Para fins de reflexão
poder-se-ia aqui levantar o seguinte questionamento: Como seria o
desenvolvimento, ou o progresso do Estado sem as máquinas? Seria possível haver
maquinas sem o conhecimento científico? Certamente a resposta à primeira
questão diria que esse progresso seria muito lento, caso houvesse, de fato. Já
a reposta à segunda questão seria certamente negativa. Pois, dificilmente
haveria máquinas sem um conhecimento científico revolucionador, capaz de
questionar, inovar, criar e executar. De qualquer forma, ressalta-se a
importância do conhecimento em geral, para dizer que é ele que a tudo
revoluciona.

» Enunciado da tarefa: Cite do trecho fornecido, sem alterar nada, a passagem que vai de "Para fins de" até "revoluciona.".

» Conteúdo dos dados:
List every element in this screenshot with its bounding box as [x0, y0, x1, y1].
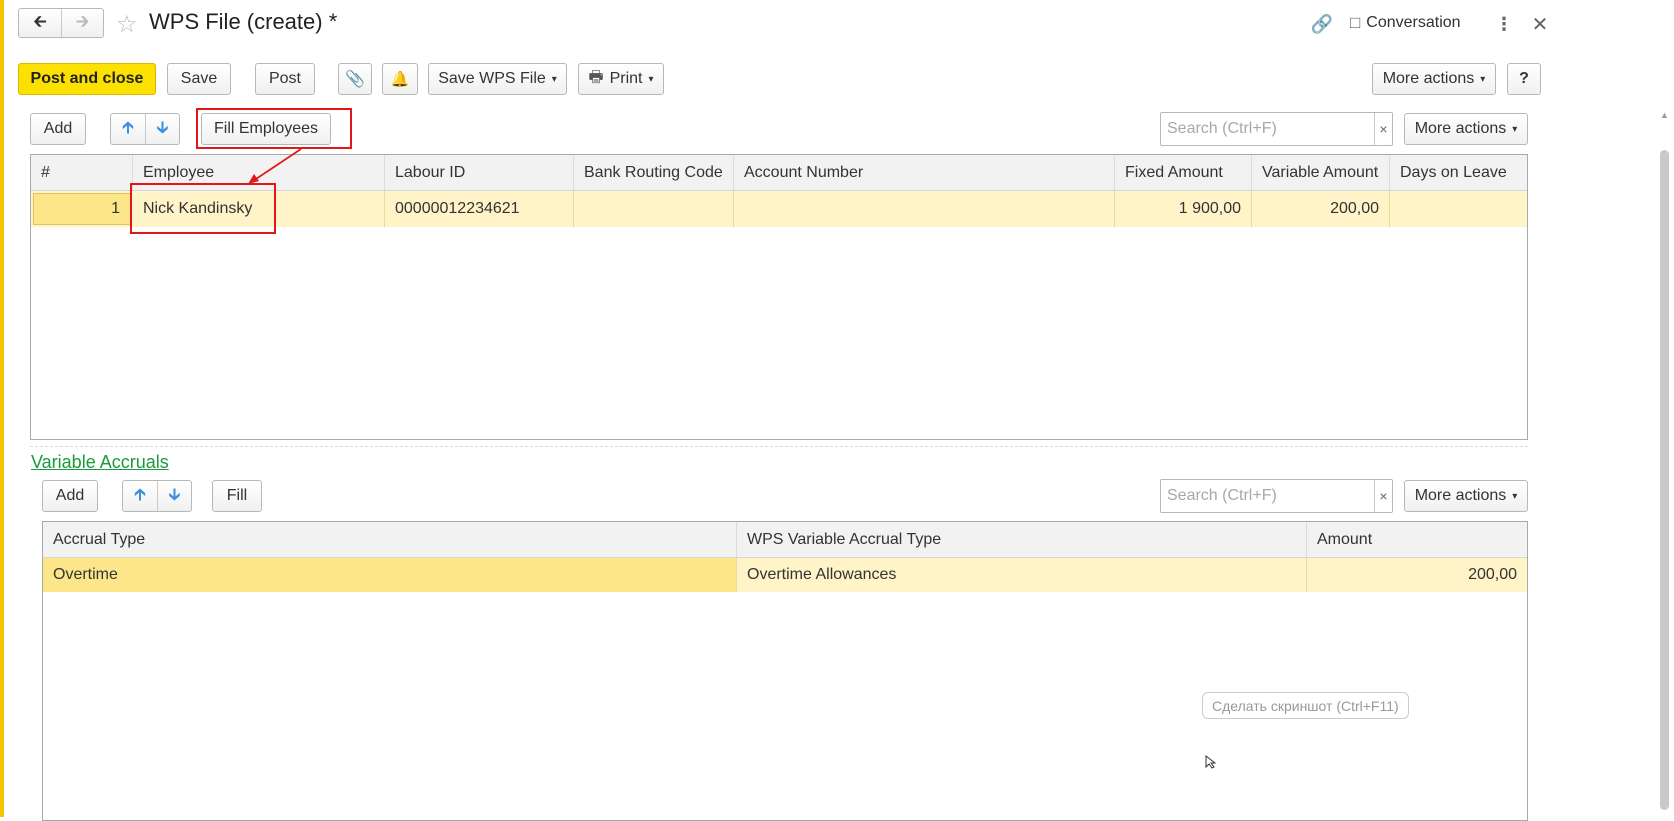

» Resposta completa:
Para fins de reflexão
poder-se-ia aqui levantar o seguinte questionamento: Como seria o
desenvolvimento, ou o progresso do Estado sem as máquinas? Seria possível haver
maquinas sem o conhecimento científico? Certamente a resposta à primeira
questão diria que esse progresso seria muito lento, caso houvesse, de fato. Já
a reposta à segunda questão seria certamente negativa. Pois, dificilmente
haveria máquinas sem um conhecimento científico revolucionador, capaz de
questionar, inovar, criar e executar. De qualquer forma, ressalta-se a
importância do conhecimento em geral, para dizer que é ele que a tudo
revoluciona.